» LESETEXT
Einer, der kein Herz hat, kann ja auch kein Herz verschenken. Also, man braucht beides
und all die Sachen, die Sie aufgezählt haben, kommen noch dazu.“
Herr Galetti,
was ist Fröhlichkeit eigentlich? Ist es, wenn man trotzdem lacht?
„Genau,
genau das, ja. Und zufrieden sein. Und – für mich speziell – auf das Publikum eingehen
und sie mitreißen. Das gehört einfach dazu.“
Lachen ist also nicht nur
ein äußerer Ausdruck der Fröhlichkeit, der Heiterkeit, sondern eben auch Ausdruck
der Fröhlichkeit, die von innen kommt?
„Also, so sehe ich es auch. Ich hatte
zum Beispiel einen Kollegen gehabt, der hatte kein Herz, der ist auch nicht weit gekommen.
Nur angeben, das geht nicht. Man muss einfach ganz leicht und lieb sein. Ein guter
Clown, der nimmt sich selbst auf den Arm.“
Der Herrgott hat Ihnen offensichtlich
eine Frohnatur in die Wiege gelegt. Sind Sie auch dankbar dafür?
„Aber sicher!

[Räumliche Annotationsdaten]
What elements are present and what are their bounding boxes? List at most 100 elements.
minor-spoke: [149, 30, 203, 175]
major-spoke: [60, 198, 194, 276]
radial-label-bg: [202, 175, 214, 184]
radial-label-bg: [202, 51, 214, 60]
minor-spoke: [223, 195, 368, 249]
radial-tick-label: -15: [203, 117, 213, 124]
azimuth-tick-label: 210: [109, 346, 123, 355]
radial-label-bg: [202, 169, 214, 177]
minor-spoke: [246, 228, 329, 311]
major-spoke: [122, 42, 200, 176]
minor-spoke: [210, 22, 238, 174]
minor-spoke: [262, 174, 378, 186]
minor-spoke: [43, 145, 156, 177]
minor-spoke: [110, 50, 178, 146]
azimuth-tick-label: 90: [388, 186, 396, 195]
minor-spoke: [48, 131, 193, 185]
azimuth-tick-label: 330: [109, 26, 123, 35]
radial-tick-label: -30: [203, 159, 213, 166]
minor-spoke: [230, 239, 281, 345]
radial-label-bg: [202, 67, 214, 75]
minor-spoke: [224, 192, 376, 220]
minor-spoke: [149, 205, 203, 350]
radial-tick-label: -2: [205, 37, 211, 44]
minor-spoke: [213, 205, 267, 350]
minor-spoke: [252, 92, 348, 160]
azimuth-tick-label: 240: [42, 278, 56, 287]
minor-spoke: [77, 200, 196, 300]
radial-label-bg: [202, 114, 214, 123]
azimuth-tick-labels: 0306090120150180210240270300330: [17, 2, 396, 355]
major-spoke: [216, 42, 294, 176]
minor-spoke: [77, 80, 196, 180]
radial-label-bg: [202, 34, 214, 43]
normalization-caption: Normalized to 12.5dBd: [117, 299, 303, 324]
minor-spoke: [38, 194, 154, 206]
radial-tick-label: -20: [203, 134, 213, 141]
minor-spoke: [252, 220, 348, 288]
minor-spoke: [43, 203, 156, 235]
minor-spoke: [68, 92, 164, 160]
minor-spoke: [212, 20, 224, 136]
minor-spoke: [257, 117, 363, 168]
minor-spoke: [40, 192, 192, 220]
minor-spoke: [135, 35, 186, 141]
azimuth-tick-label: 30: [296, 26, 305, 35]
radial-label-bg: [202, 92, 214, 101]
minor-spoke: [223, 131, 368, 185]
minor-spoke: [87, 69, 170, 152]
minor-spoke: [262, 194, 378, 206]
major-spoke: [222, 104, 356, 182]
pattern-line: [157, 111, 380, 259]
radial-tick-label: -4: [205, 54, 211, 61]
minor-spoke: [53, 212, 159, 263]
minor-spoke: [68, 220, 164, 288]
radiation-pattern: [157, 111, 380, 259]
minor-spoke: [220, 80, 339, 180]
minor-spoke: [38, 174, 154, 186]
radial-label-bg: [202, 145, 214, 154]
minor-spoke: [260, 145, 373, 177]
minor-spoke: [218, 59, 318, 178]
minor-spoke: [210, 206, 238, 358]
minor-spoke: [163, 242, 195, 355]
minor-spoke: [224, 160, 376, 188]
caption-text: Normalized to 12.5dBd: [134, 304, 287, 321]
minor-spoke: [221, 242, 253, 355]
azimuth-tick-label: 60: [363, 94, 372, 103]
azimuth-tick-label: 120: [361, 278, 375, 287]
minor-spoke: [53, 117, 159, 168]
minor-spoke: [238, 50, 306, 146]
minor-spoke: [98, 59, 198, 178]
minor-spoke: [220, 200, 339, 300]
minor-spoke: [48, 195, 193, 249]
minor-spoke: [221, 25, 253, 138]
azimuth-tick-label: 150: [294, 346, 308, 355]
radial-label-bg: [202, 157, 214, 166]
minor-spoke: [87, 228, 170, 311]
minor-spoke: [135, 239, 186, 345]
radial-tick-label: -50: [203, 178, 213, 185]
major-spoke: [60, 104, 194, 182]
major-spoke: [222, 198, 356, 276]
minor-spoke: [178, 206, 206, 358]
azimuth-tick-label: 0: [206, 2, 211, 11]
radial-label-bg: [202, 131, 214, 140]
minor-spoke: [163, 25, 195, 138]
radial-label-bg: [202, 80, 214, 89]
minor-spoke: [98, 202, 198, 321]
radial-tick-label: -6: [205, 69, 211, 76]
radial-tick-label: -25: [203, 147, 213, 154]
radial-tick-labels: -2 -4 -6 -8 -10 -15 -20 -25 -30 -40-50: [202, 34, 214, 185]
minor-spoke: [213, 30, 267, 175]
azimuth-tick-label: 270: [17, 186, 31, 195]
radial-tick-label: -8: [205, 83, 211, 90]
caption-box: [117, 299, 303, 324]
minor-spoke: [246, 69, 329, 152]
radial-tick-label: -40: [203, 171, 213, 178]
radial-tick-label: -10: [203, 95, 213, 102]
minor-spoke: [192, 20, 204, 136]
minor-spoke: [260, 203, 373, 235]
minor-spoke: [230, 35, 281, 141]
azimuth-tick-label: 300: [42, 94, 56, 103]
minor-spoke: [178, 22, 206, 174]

» DEINE AUFGABE
Was tut ein guter Clown laut dem Interview mit Herrn Galetti?

» LÖSUNG
Ein guter Clown nimmt sich selbst auf den Arm.